*EXERCISE DETAILS*
Print the records below word for word, but leave out the pictures.

Collected data entries:
▬▬▬▬▬▬

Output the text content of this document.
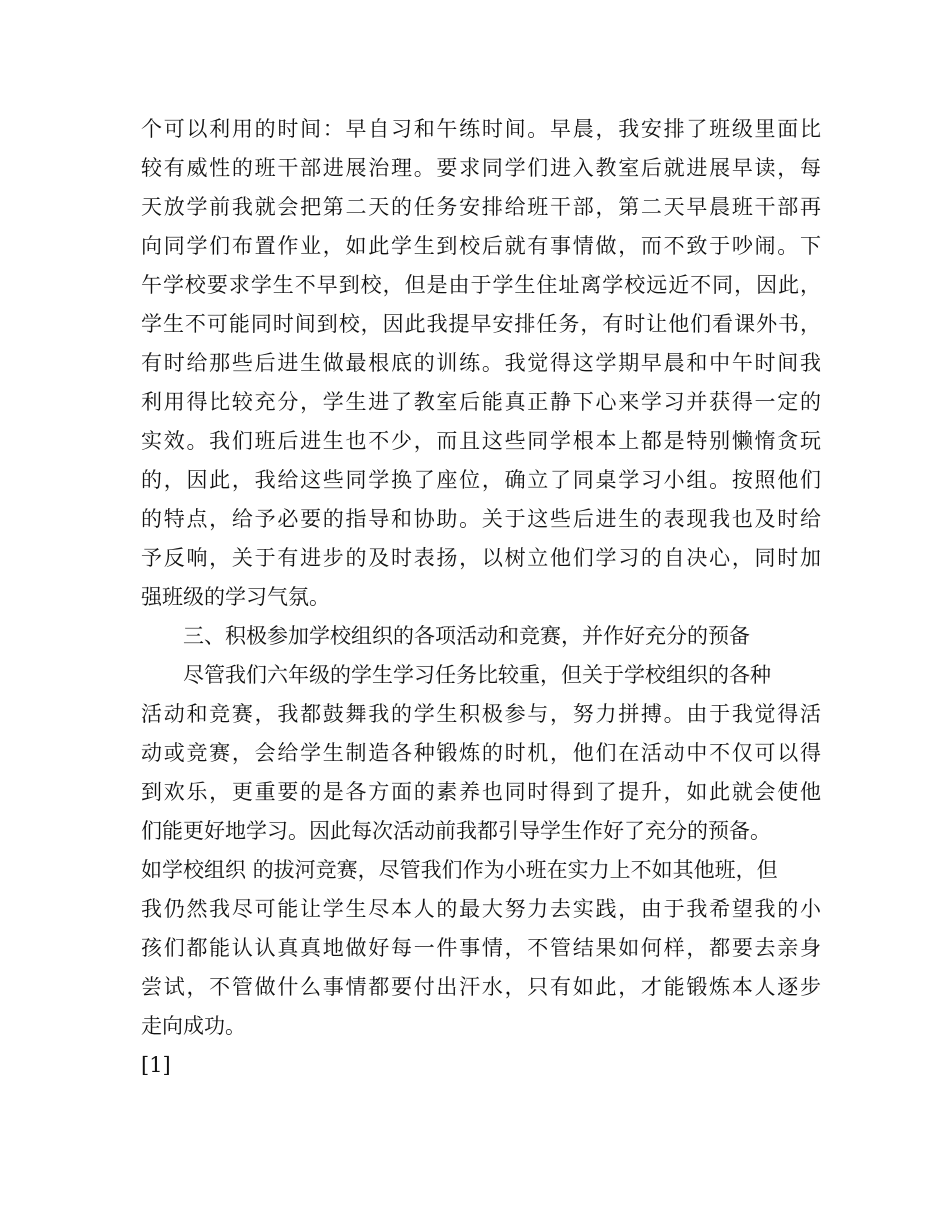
个可以利用的时间：早自习和午练时间。早晨，我安排了班级里面比
较有威性的班干部进展治理。要求同学们进入教室后就进展早读，每
天放学前我就会把第二天的任务安排给班干部，第二天早晨班干部再
向同学们布置作业，如此学生到校后就有事情做，而不致于吵闹。下
午学校要求学生不早到校，但是由于学生住址离学校远近不同，因此，
学生不可能同时间到校，因此我提早安排任务，有时让他们看课外书，
有时给那些后进生做最根底的训练。我觉得这学期早晨和中午时间我
利用得比较充分，学生进了教室后能真正静下心来学习并获得一定的
实效。我们班后进生也不少，而且这些同学根本上都是特别懒惰贪玩
的，因此，我给这些同学换了座位，确立了同桌学习小组。按照他们
的特点，给予必要的指导和协助。关于这些后进生的表现我也及时给
予反响，关于有进步的及时表扬，以树立他们学习的自决心，同时加
强班级的学习气氛。
三、积极参加学校组织的各项活动和竞赛，并作好充分的预备
尽管我们六年级的学生学习任务比较重，但关于学校组织的各种
活动和竞赛，我都鼓舞我的学生积极参与，努力拼搏。由于我觉得活
动或竞赛，会给学生制造各种锻炼的时机，他们在活动中不仅可以得
到欢乐，更重要的是各方面的素养也同时得到了提升，如此就会使他
们能更好地学习。因此每次活动前我都引导学生作好了充分的预备。
如学校组织 的拔河竞赛，尽管我们作为小班在实力上不如其他班，但
我仍然我尽可能让学生尽本人的最大努力去实践，由于我希望我的小
孩们都能认认真真地做好每一件事情，不管结果如何样，都要去亲身
尝试，不管做什么事情都要付出汗水，只有如此，才能锻炼本人逐步
走向成功。
[1]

▬▬▬▬▬▬

*SOLUTION TO THE EXERCISE*
Output the text content of this document.
个可以利用的时间：早自习和午练时间。早晨，我安排了班级里面比
较有威性的班干部进展治理。要求同学们进入教室后就进展早读，每
天放学前我就会把第二天的任务安排给班干部，第二天早晨班干部再
向同学们布置作业，如此学生到校后就有事情做，而不致于吵闹。下
午学校要求学生不早到校，但是由于学生住址离学校远近不同，因此，
学生不可能同时间到校，因此我提早安排任务，有时让他们看课外书，
有时给那些后进生做最根底的训练。我觉得这学期早晨和中午时间我
利用得比较充分，学生进了教室后能真正静下心来学习并获得一定的
实效。我们班后进生也不少，而且这些同学根本上都是特别懒惰贪玩
的，因此，我给这些同学换了座位，确立了同桌学习小组。按照他们
的特点，给予必要的指导和协助。关于这些后进生的表现我也及时给
予反响，关于有进步的及时表扬，以树立他们学习的自决心，同时加
强班级的学习气氛。
三、积极参加学校组织的各项活动和竞赛，并作好充分的预备
尽管我们六年级的学生学习任务比较重，但关于学校组织的各种
活动和竞赛，我都鼓舞我的学生积极参与，努力拼搏。由于我觉得活
动或竞赛，会给学生制造各种锻炼的时机，他们在活动中不仅可以得
到欢乐，更重要的是各方面的素养也同时得到了提升，如此就会使他
们能更好地学习。因此每次活动前我都引导学生作好了充分的预备。
如学校组织 的拔河竞赛，尽管我们作为小班在实力上不如其他班，但
我仍然我尽可能让学生尽本人的最大努力去实践，由于我希望我的小
孩们都能认认真真地做好每一件事情，不管结果如何样，都要去亲身
尝试，不管做什么事情都要付出汗水，只有如此，才能锻炼本人逐步
走向成功。
[1]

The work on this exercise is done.